> Yapılacaklar:
A) Aşağıdaki ifadelerin Living filmiyle ilgili metne uyup uymadığını belirtin. Her biri için evet ya da hayır deyin ve kararı belirleyen sözleri metinden aynen alıntılayın: (i) Filmin yönetmeni Oliver Hermanus'tur. (ii) Film iki BAFTA Ödülü'ne aday olmuştur. (iii) Filmin olayları 1952 yılında geçer.
B) Living filmiyle ilgili metne göre ofis görevlisi olarak postaları dağıtan kişi kimdir?
C) Living filmiyle ilgili metinde "İşyerleri olan bu" sözcüklerinden başlayıp aşağıda "da kusur etmeyecektir..." sözcüklerine kadar uzanan bölümün tamamını kelimesi kelimesine aktarın.

> Metin parçası:
..............................
Senaryosunu, Akira Kurosawa'nın bir sinema klasiği olan "Ikiru"nun (1952) (Leo Tolstoy'un "The Death of Ivan Ilyich" 1886 isimli kısa hikayesinden esinlenilen senaryosundan) uyarlayarak Nobel Edebiyat Ödüllü (2017) Kazuo Ishiguro'nun kaleme aldığı ve yönetmen koltuğunda da Oliver Hermanus'un oturmakta olduğu "Living"; "kara mizah (dark comedy)" unsurlara başvurulmak suretiyle, karşılarına çıkartılan engeller sayesinde insanların yaşamlarını zorlaştıran "hantal bürokratik işleyiş" ve hayatın olağan akış sürecindeki diğer "absürtlüklerin" fena şekilde "tiye" alındığı, şahane bir drama olarak geliyor karşımıza...
Gelin isterseniz, "En İyi Erkek Oyuncu - Bill Nighy" ve "En İyi Senaryo Uyarlaması - Kazuo Ishiguro" kategorileriyle 2 Academy ile bu ikisine ilaveten "Yılın En İyi İngiliz Filmi - Oliver Hermanus, Elizabeth Karlsen, Stephen Woolley, Kazuo Ishiguro) kategorisindeki 3 BAFTA Ödülü'ne de aday olan fakat; dönemin ruhunu yansıtan prodüksiyon tasarımı ve "1.48 : 1"lik kamera oranları kullanımıyla da göz kamaştıran bu İngiliz filmine biraz daha yakından bakalım...
***
- Yıl 1953 -
Orta kademe devlet yöneticisi Bay Middleton (Adrian Rawlins), aralarına yeni katılan ve gülümseyerek kendilerine doğru yaklaşmakta olan genç meslektaşları Peter Wakeling'i (Alex Sharp); sabah trenini beklemekte oldukları istasyonda, Bay Hart (Oliver Chris) ve Bay Rusbridger (Hubert Burton) ile tanıştırır...
Bu Londra'lı dört bürokratın karşılıklı koltuklarda oturdukları trene, bir sonraki istasyonda; hepsinin başındaki yılların kıdemli yöneticisi Rodney Williams'da (Bill Nighy) binecektir...
***
Trenden inildiğinde...
Bay Williams'ın en öne alınıp, kendilerinden birkaç adım uzaklaşması beklenildikten sonra; Bay Middleton, Bay Hart, Bay Rusbridger ve çaylak çalışan Peter'da, kentin işleyişinde önemli bir yere sahip olan Londra İl Meclisi binasına doğru yola koyulurlar...
İşyerleri olan bu kasvetli binaya ulaştıklarında Bay Williams; gazetesine göz atarak koridorda odasına ilerleyen ve tavırlarından, kendisini pek de umursamadığını anladığımız Sir James'e (Michael Cochrane) rastladığında, bu ilgisizliğe rağmen saygı da kusur etmeyecektir...
***
Derken...
Herkes yerlerine geçmiş, harıl harıl çalışmaya başlamışken...
Ofis görevlisi Bay Singh'de (Anant Varman) postaları dağıtmaktadır...
***
Bir ara...
..............................
> Mevcut veriler:
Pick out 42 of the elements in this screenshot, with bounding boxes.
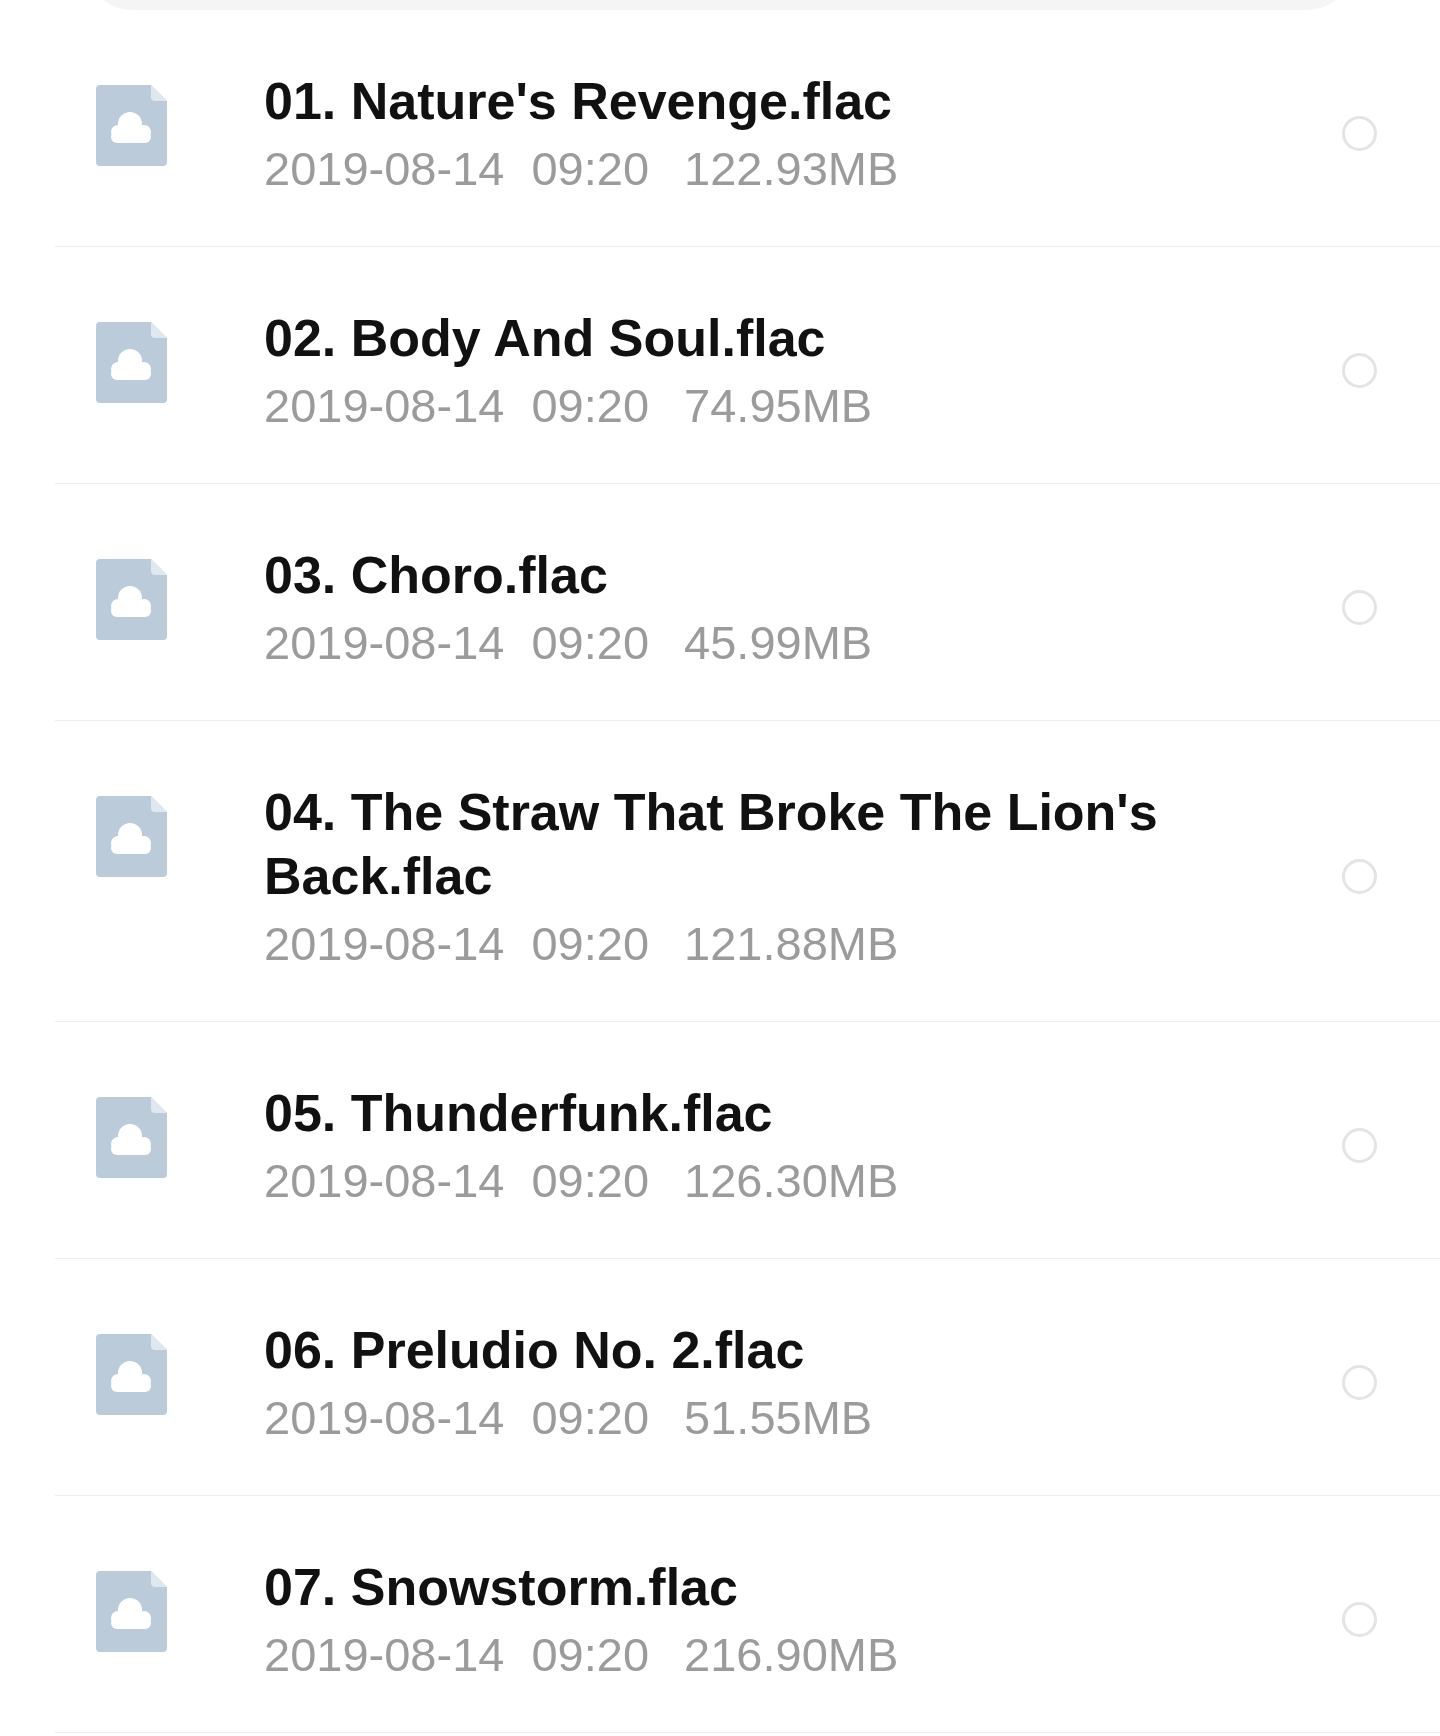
..............................
> Çözümler:
A)
(i) Evet: "yönetmen koltuğunda da Oliver Hermanus'un oturmakta olduğu"
(ii) Hayır: "3 BAFTA Ödülü'ne de aday olan"
(iii) Hayır: "- Yıl 1953 -"

B) Postaları ofis görevlisi Bay Singh (Anant Varman) dağıtmaktadır.

C)
İşyerleri olan bu kasvetli binaya ulaştıklarında Bay Williams; gazetesine göz atarak koridorda odasına ilerleyen ve tavırlarından, kendisini pek de umursamadığını anladığımız Sir James'e (Michael Cochrane) rastladığında, bu ilgisizliğe rağmen saygı da kusur etmeyecektir...